Figure data in JSON

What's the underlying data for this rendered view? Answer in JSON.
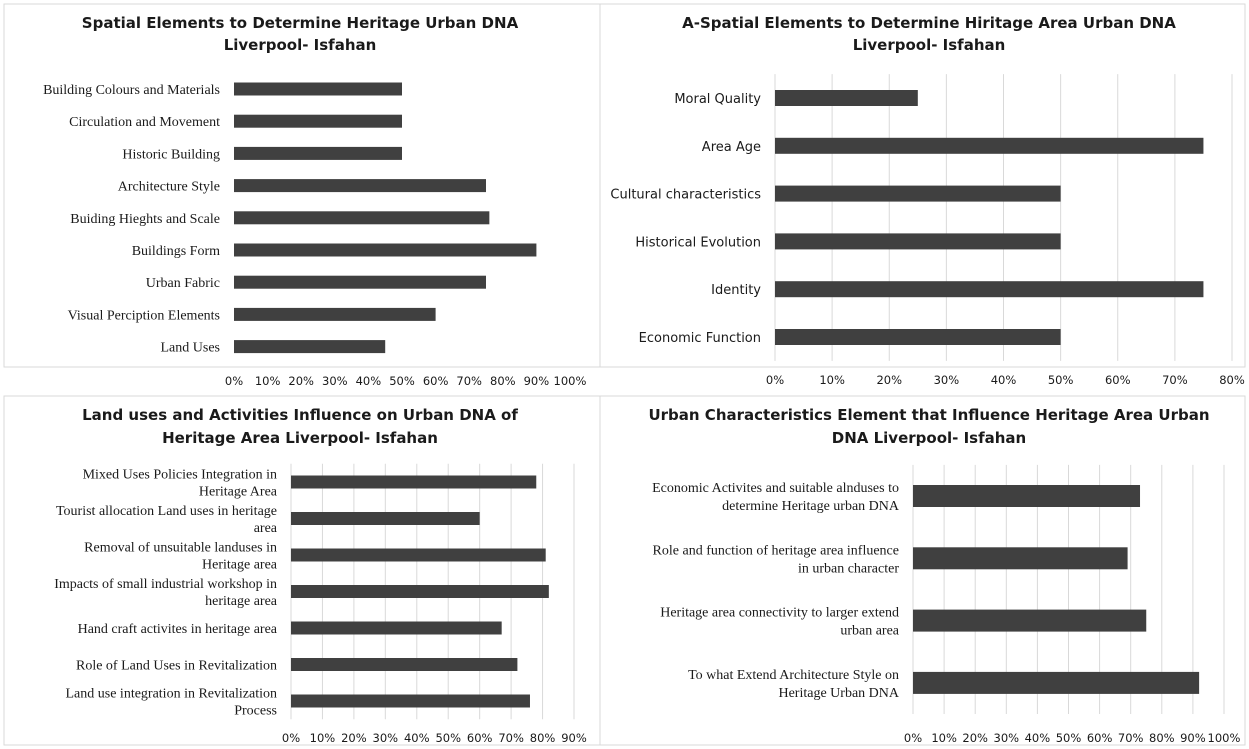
{
  "chart_data": [
    {
      "type": "bar",
      "orientation": "horizontal",
      "title": [
        "Spatial Elements to Determine Heritage Urban DNA",
        "Liverpool- Isfahan"
      ],
      "categories": [
        "Building Colours and Materials",
        "Circulation and Movement",
        "Historic Building",
        "Architecture Style",
        "Buiding Hieghts and Scale",
        "Buildings Form",
        "Urban Fabric",
        "Visual Perciption Elements",
        "Land Uses"
      ],
      "values": [
        50,
        50,
        50,
        75,
        76,
        90,
        75,
        60,
        45
      ],
      "xlim": [
        0,
        100
      ],
      "ticks": [
        "0%",
        "10%",
        "20%",
        "30%",
        "40%",
        "50%",
        "60%",
        "70%",
        "80%",
        "90%",
        "100%"
      ],
      "grid": false,
      "bar_color": "#404040"
    },
    {
      "type": "bar",
      "orientation": "horizontal",
      "title": [
        "A-Spatial Elements to Determine Hiritage Area Urban DNA",
        "Liverpool- Isfahan"
      ],
      "categories": [
        "Moral Quality",
        "Area Age",
        "Cultural characteristics",
        "Historical Evolution",
        "Identity",
        "Economic Function"
      ],
      "values": [
        25,
        75,
        50,
        50,
        75,
        50
      ],
      "xlim": [
        0,
        80
      ],
      "ticks": [
        "0%",
        "10%",
        "20%",
        "30%",
        "40%",
        "50%",
        "60%",
        "70%",
        "80%"
      ],
      "grid": true,
      "bar_color": "#404040"
    },
    {
      "type": "bar",
      "orientation": "horizontal",
      "title": [
        "Land uses and Activities Influence on Urban DNA of",
        "Heritage Area Liverpool- Isfahan"
      ],
      "categories": [
        [
          "Mixed Uses Policies Integration in",
          "Heritage Area"
        ],
        [
          "Tourist allocation  Land uses in heritage",
          "area"
        ],
        [
          "Removal of unsuitable landuses in",
          "Heritage area"
        ],
        [
          "Impacts of small industrial workshop in",
          "heritage area"
        ],
        [
          "Hand craft activites in heritage area"
        ],
        [
          "Role of Land Uses in Revitalization"
        ],
        [
          "Land use integration in Revitalization",
          "Process"
        ]
      ],
      "values": [
        78,
        60,
        81,
        82,
        67,
        72,
        76
      ],
      "xlim": [
        0,
        90
      ],
      "ticks": [
        "0%",
        "10%",
        "20%",
        "30%",
        "40%",
        "50%",
        "60%",
        "70%",
        "80%",
        "90%"
      ],
      "grid": true,
      "bar_color": "#404040"
    },
    {
      "type": "bar",
      "orientation": "horizontal",
      "title": [
        "Urban Characteristics Element that Influence Heritage Area Urban",
        "DNA Liverpool- Isfahan"
      ],
      "categories": [
        [
          "Economic Activites and suitable alnduses to",
          "determine Heritage urban DNA"
        ],
        [
          "Role and function of heritage area influence",
          "in urban character"
        ],
        [
          "Heritage area connectivity to larger extend",
          "urban area"
        ],
        [
          "To what Extend Architecture Style on",
          "Heritage Urban DNA"
        ]
      ],
      "values": [
        73,
        69,
        75,
        92
      ],
      "xlim": [
        0,
        100
      ],
      "ticks": [
        "0%",
        "10%",
        "20%",
        "30%",
        "40%",
        "50%",
        "60%",
        "70%",
        "80%",
        "90%",
        "100%"
      ],
      "grid": true,
      "bar_color": "#404040"
    }
  ]
}
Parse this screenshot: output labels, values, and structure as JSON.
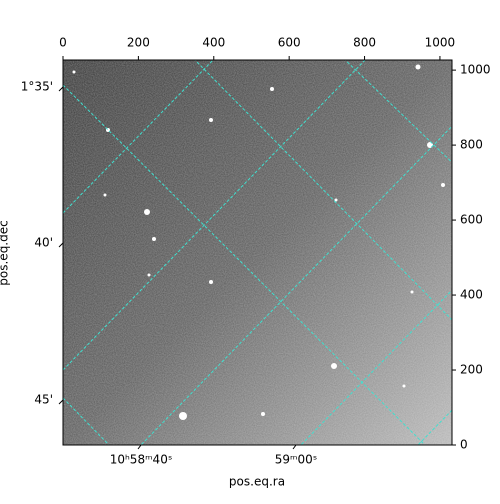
{
  "chart_data": {
    "type": "image",
    "xlabel": "pos.eq.ra",
    "ylabel": "pos.eq.dec",
    "xlim": [
      0,
      1032
    ],
    "ylim": [
      0,
      1027
    ],
    "xticks": [
      0,
      200,
      400,
      600,
      800,
      1000
    ],
    "yticks": [
      0,
      200,
      400,
      600,
      800,
      1000
    ],
    "ra_ticks": [
      "10ʰ58ᵐ40ˢ",
      "59ᵐ00ˢ"
    ],
    "dec_ticks": [
      "1°35'",
      "40'",
      "45'"
    ],
    "grid_color": "#40e0d0"
  }
}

- **What is asked**: Produce an exact copy of only those lines that run from the line with "Parse this screenshot: output" to the final line of the records, including both; exclude images.

- **Correct answer**:
Parse this screenshot: output labels, values, and structure as JSON.
{
  "chart_data": {
    "type": "image",
    "xlabel": "pos.eq.ra",
    "ylabel": "pos.eq.dec",
    "xlim": [
      0,
      1032
    ],
    "ylim": [
      0,
      1027
    ],
    "xticks": [
      0,
      200,
      400,
      600,
      800,
      1000
    ],
    "yticks": [
      0,
      200,
      400,
      600,
      800,
      1000
    ],
    "ra_ticks": [
      "10ʰ58ᵐ40ˢ",
      "59ᵐ00ˢ"
    ],
    "dec_ticks": [
      "1°35'",
      "40'",
      "45'"
    ],
    "grid_color": "#40e0d0"
  }
}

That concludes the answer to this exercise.